— Input material —
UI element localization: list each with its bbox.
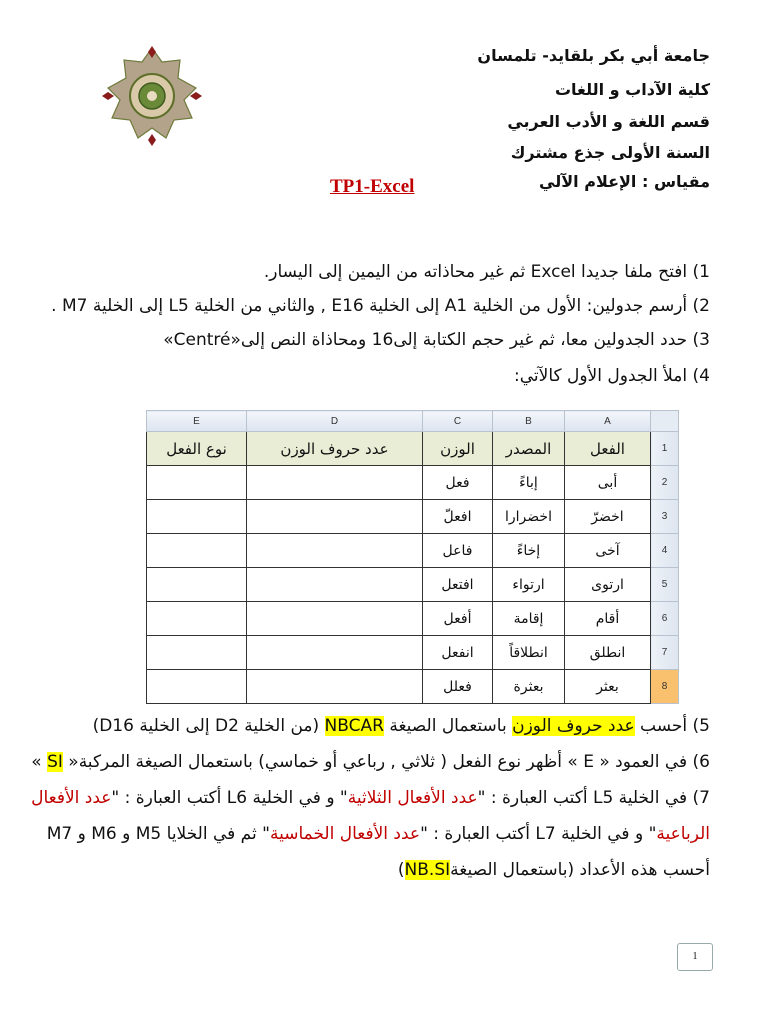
- cell: فاعل: [423, 534, 493, 568]
- column-header-c: C: [423, 411, 493, 432]
- cell: أقام: [565, 602, 651, 636]
- header-cell-verbal-noun: المصدر: [493, 432, 565, 466]
- column-header-e: E: [147, 411, 247, 432]
- highlight-si: SI: [47, 752, 63, 772]
- instruction-6-prefix: 6) في العمود « E » أظهر نوع الفعل ( ثلاثي , رباعي أو خماسي) باستعمال الصيغة المركبة«: [62, 752, 710, 772]
- cell: [247, 568, 423, 602]
- row-number: 5: [651, 568, 679, 602]
- instruction-6: [31, 752, 710, 772]
- instruction-7-line-1: [31, 788, 710, 808]
- column-header-b: B: [493, 411, 565, 432]
- instruction-5-suffix: (من الخلية D2 إلى الخلية D16): [92, 716, 325, 736]
- row-number: 4: [651, 534, 679, 568]
- red-term-count: عدد الأفعال: [31, 788, 112, 808]
- cell: ارتواء: [493, 568, 565, 602]
- instruction-7-text: " و في الخلية L7 أكتب العبارة : ": [420, 824, 657, 844]
- instruction-7-text: ): [397, 860, 405, 880]
- cell: ارتوى: [565, 568, 651, 602]
- header-cell-letter-count: عدد حروف الوزن: [247, 432, 423, 466]
- department-name: قسم اللغة و الأدب العربي: [507, 112, 710, 131]
- table-row: [147, 636, 679, 670]
- instruction-4: 4) املأ الجدول الأول كالآتي:: [514, 366, 710, 386]
- table-row: [147, 670, 679, 704]
- red-term-trilateral: عدد الأفعال الثلاثية: [347, 788, 478, 808]
- cell: اخضرّ: [565, 500, 651, 534]
- cell: أبى: [565, 466, 651, 500]
- row-number: 3: [651, 500, 679, 534]
- cell: إقامة: [493, 602, 565, 636]
- header-cell-type: نوع الفعل: [147, 432, 247, 466]
- instruction-5: [93, 716, 710, 736]
- cell: بعثر: [565, 670, 651, 704]
- row-number: 2: [651, 466, 679, 500]
- instruction-3: 3) حدد الجدولين معا، ثم غير حجم الكتابة إلى16 ومحاذاة النص إلى«Centré»: [163, 330, 710, 350]
- column-header-d: D: [247, 411, 423, 432]
- cell: افتعل: [423, 568, 493, 602]
- cell: [147, 636, 247, 670]
- cell: [147, 670, 247, 704]
- cell: إخاءً: [493, 534, 565, 568]
- instruction-7-text: " و في الخلية L6 أكتب العبارة : ": [111, 788, 348, 808]
- page-title: TP1-Excel: [330, 176, 415, 197]
- red-term-quadrilateral: الرباعية: [656, 824, 710, 844]
- red-term-quinquilateral: عدد الأفعال الخماسية: [269, 824, 421, 844]
- instruction-7-line-3: [398, 860, 710, 880]
- row-number: 1: [651, 432, 679, 466]
- instruction-6-suffix: »: [31, 752, 48, 772]
- cell: [247, 602, 423, 636]
- highlight-nbsi: NB.SI: [404, 860, 451, 880]
- year-level: السنة الأولى جذع مشترك: [510, 143, 710, 162]
- cell: آخى: [565, 534, 651, 568]
- highlight-nbcar: NBCAR: [324, 716, 384, 736]
- university-logo: [100, 44, 204, 148]
- cell: [147, 602, 247, 636]
- cell: انطلق: [565, 636, 651, 670]
- table-row: [147, 602, 679, 636]
- instruction-7-text: أحسب هذه الأعداد (باستعمال الصيغة: [450, 860, 710, 880]
- row-number-selected: 8: [651, 670, 679, 704]
- instruction-1: 1) افتح ملفا جديدا Excel ثم غير محاذاته من اليمين إلى اليسار.: [263, 262, 710, 282]
- cell: [147, 466, 247, 500]
- course-name: مقياس : الإعلام الآلي: [539, 172, 710, 191]
- header-cell-pattern: الوزن: [423, 432, 493, 466]
- table-row: [147, 466, 679, 500]
- instruction-7-line-2: [47, 824, 710, 844]
- university-name: جامعة أبي بكر بلقايد- تلمسان: [477, 46, 710, 65]
- cell: [147, 500, 247, 534]
- table-row: [147, 568, 679, 602]
- corner-cell: [651, 411, 679, 432]
- cell: بعثرة: [493, 670, 565, 704]
- instruction-7-text: 7) في الخلية L5 أكتب العبارة : ": [477, 788, 710, 808]
- highlight-letter-count: عدد حروف الوزن: [512, 716, 635, 736]
- instruction-2: 2) أرسم جدولين: الأول من الخلية A1 إلى الخلية E16 , والثاني من الخلية L5 إلى الخلية M7 .: [51, 296, 710, 316]
- cell: [247, 534, 423, 568]
- faculty-name: كلية الآداب و اللغات: [554, 80, 710, 99]
- cell: انفعل: [423, 636, 493, 670]
- page-number: 1: [677, 943, 713, 971]
- cell: [247, 636, 423, 670]
- instruction-5-prefix: 5) أحسب: [634, 716, 710, 736]
- cell: [247, 500, 423, 534]
- column-header-a: A: [565, 411, 651, 432]
- row-number: 7: [651, 636, 679, 670]
- header-cell-verb: الفعل: [565, 432, 651, 466]
- cell: [147, 568, 247, 602]
- cell: فعلل: [423, 670, 493, 704]
- table-row: [147, 500, 679, 534]
- cell: [147, 534, 247, 568]
- cell: افعلّ: [423, 500, 493, 534]
- cell: انطلاقاً: [493, 636, 565, 670]
- instruction-5-mid: باستعمال الصيغة: [383, 716, 513, 736]
- table-row: [147, 534, 679, 568]
- cell: إباءً: [493, 466, 565, 500]
- cell: فعل: [423, 466, 493, 500]
- instruction-7-text: " ثم في الخلايا M5 و M6 و M7: [46, 824, 270, 844]
- cell: [247, 466, 423, 500]
- cell: اخضرارا: [493, 500, 565, 534]
- cell: [247, 670, 423, 704]
- excel-table-screenshot: [146, 410, 678, 700]
- row-number: 6: [651, 602, 679, 636]
- cell: أفعل: [423, 602, 493, 636]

— What you are asked to do —
Duplicate the lines in the records starting with the line containing "- cell: فاعل: [423, 534, 493, 568]" and going on through the line containing "- cell: ارتوى: [565, 568, 651, 602]", including both of those lines, with no changes.

— Solution —
- cell: فاعل: [423, 534, 493, 568]
- column-header-c: C: [423, 411, 493, 432]
- cell: أقام: [565, 602, 651, 636]
- header-cell-verbal-noun: المصدر: [493, 432, 565, 466]
- column-header-e: E: [147, 411, 247, 432]
- highlight-si: SI: [47, 752, 63, 772]
- instruction-6-prefix: 6) في العمود « E » أظهر نوع الفعل ( ثلاثي , رباعي أو خماسي) باستعمال الصيغة المركبة«: [62, 752, 710, 772]
- cell: [247, 568, 423, 602]
- row-number: 5: [651, 568, 679, 602]
- instruction-6: [31, 752, 710, 772]
- instruction-7-line-1: [31, 788, 710, 808]
- column-header-b: B: [493, 411, 565, 432]
- instruction-5-suffix: (من الخلية D2 إلى الخلية D16): [92, 716, 325, 736]
- row-number: 4: [651, 534, 679, 568]
- red-term-count: عدد الأفعال: [31, 788, 112, 808]
- cell: ارتواء: [493, 568, 565, 602]
- instruction-7-text: " و في الخلية L7 أكتب العبارة : ": [420, 824, 657, 844]
- instruction-7-text: ): [397, 860, 405, 880]
- cell: ارتوى: [565, 568, 651, 602]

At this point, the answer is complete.